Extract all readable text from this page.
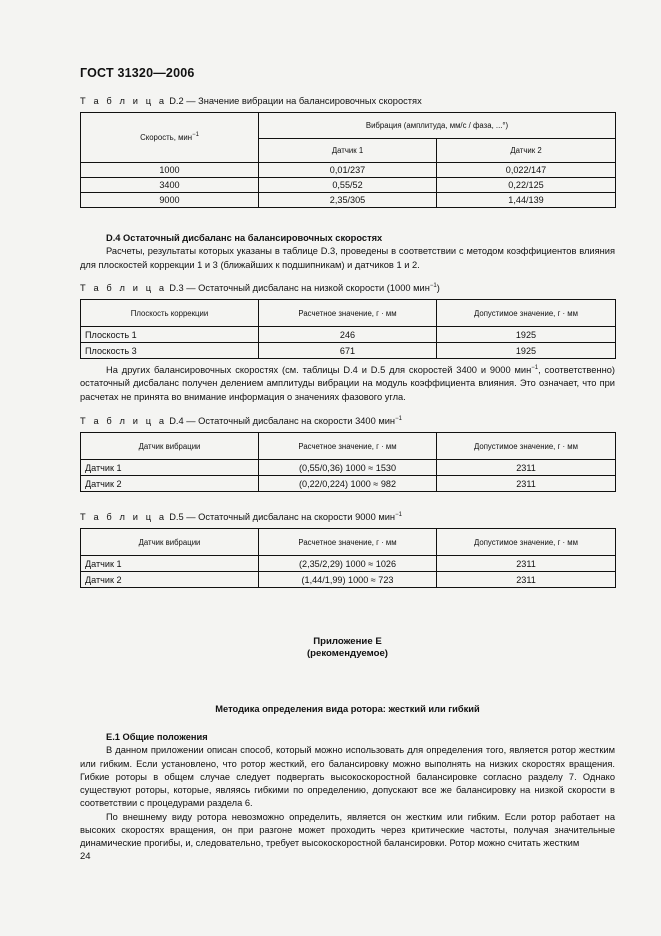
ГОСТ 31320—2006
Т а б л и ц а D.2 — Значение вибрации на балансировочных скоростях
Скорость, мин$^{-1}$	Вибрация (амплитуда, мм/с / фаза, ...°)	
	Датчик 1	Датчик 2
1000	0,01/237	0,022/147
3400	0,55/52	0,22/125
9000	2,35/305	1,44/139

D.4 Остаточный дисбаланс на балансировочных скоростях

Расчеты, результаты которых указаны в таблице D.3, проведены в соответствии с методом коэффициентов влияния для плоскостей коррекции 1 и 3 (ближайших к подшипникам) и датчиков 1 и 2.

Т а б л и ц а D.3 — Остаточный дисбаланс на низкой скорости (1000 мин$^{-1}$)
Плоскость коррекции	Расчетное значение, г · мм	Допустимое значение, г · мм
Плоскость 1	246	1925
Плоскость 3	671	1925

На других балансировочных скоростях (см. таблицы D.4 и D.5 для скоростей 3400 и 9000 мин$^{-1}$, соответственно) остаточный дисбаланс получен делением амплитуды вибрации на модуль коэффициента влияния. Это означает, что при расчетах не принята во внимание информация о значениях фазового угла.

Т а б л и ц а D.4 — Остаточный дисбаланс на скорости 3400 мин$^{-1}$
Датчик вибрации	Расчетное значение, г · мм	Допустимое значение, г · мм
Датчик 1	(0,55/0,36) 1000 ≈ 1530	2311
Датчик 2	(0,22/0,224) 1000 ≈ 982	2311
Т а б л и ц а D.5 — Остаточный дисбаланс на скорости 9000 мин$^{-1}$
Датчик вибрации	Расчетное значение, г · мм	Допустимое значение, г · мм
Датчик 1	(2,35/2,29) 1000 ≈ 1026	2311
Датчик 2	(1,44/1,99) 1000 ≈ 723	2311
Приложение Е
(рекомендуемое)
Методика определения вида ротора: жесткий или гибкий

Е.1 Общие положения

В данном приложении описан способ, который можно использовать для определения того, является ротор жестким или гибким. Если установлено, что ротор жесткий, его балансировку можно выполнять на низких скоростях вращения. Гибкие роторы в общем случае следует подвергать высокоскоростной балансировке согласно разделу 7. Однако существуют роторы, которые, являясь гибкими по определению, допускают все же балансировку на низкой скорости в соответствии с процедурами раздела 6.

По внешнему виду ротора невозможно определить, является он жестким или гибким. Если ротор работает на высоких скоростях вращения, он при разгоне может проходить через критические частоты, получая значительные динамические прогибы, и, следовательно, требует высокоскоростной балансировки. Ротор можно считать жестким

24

#### [What you have to do]
Output the entries above exactly, without their pictures.

#### [Task answer]
Extract all readable text from this page.
ГОСТ 31320—2006
Т а б л и ц а D.2 — Значение вибрации на балансировочных скоростях
Скорость, мин$^{-1}$	Вибрация (амплитуда, мм/с / фаза, ...°)	
	Датчик 1	Датчик 2
1000	0,01/237	0,022/147
3400	0,55/52	0,22/125
9000	2,35/305	1,44/139

D.4 Остаточный дисбаланс на балансировочных скоростях

Расчеты, результаты которых указаны в таблице D.3, проведены в соответствии с методом коэффициентов влияния для плоскостей коррекции 1 и 3 (ближайших к подшипникам) и датчиков 1 и 2.

Т а б л и ц а D.3 — Остаточный дисбаланс на низкой скорости (1000 мин$^{-1}$)
Плоскость коррекции	Расчетное значение, г · мм	Допустимое значение, г · мм
Плоскость 1	246	1925
Плоскость 3	671	1925

На других балансировочных скоростях (см. таблицы D.4 и D.5 для скоростей 3400 и 9000 мин$^{-1}$, соответственно) остаточный дисбаланс получен делением амплитуды вибрации на модуль коэффициента влияния. Это означает, что при расчетах не принята во внимание информация о значениях фазового угла.

Т а б л и ц а D.4 — Остаточный дисбаланс на скорости 3400 мин$^{-1}$
Датчик вибрации	Расчетное значение, г · мм	Допустимое значение, г · мм
Датчик 1	(0,55/0,36) 1000 ≈ 1530	2311
Датчик 2	(0,22/0,224) 1000 ≈ 982	2311
Т а б л и ц а D.5 — Остаточный дисбаланс на скорости 9000 мин$^{-1}$
Датчик вибрации	Расчетное значение, г · мм	Допустимое значение, г · мм
Датчик 1	(2,35/2,29) 1000 ≈ 1026	2311
Датчик 2	(1,44/1,99) 1000 ≈ 723	2311
Приложение Е
(рекомендуемое)
Методика определения вида ротора: жесткий или гибкий

Е.1 Общие положения

В данном приложении описан способ, который можно использовать для определения того, является ротор жестким или гибким. Если установлено, что ротор жесткий, его балансировку можно выполнять на низких скоростях вращения. Гибкие роторы в общем случае следует подвергать высокоскоростной балансировке согласно разделу 7. Однако существуют роторы, которые, являясь гибкими по определению, допускают все же балансировку на низкой скорости в соответствии с процедурами раздела 6.

По внешнему виду ротора невозможно определить, является он жестким или гибким. Если ротор работает на высоких скоростях вращения, он при разгоне может проходить через критические частоты, получая значительные динамические прогибы, и, следовательно, требует высокоскоростной балансировки. Ротор можно считать жестким

24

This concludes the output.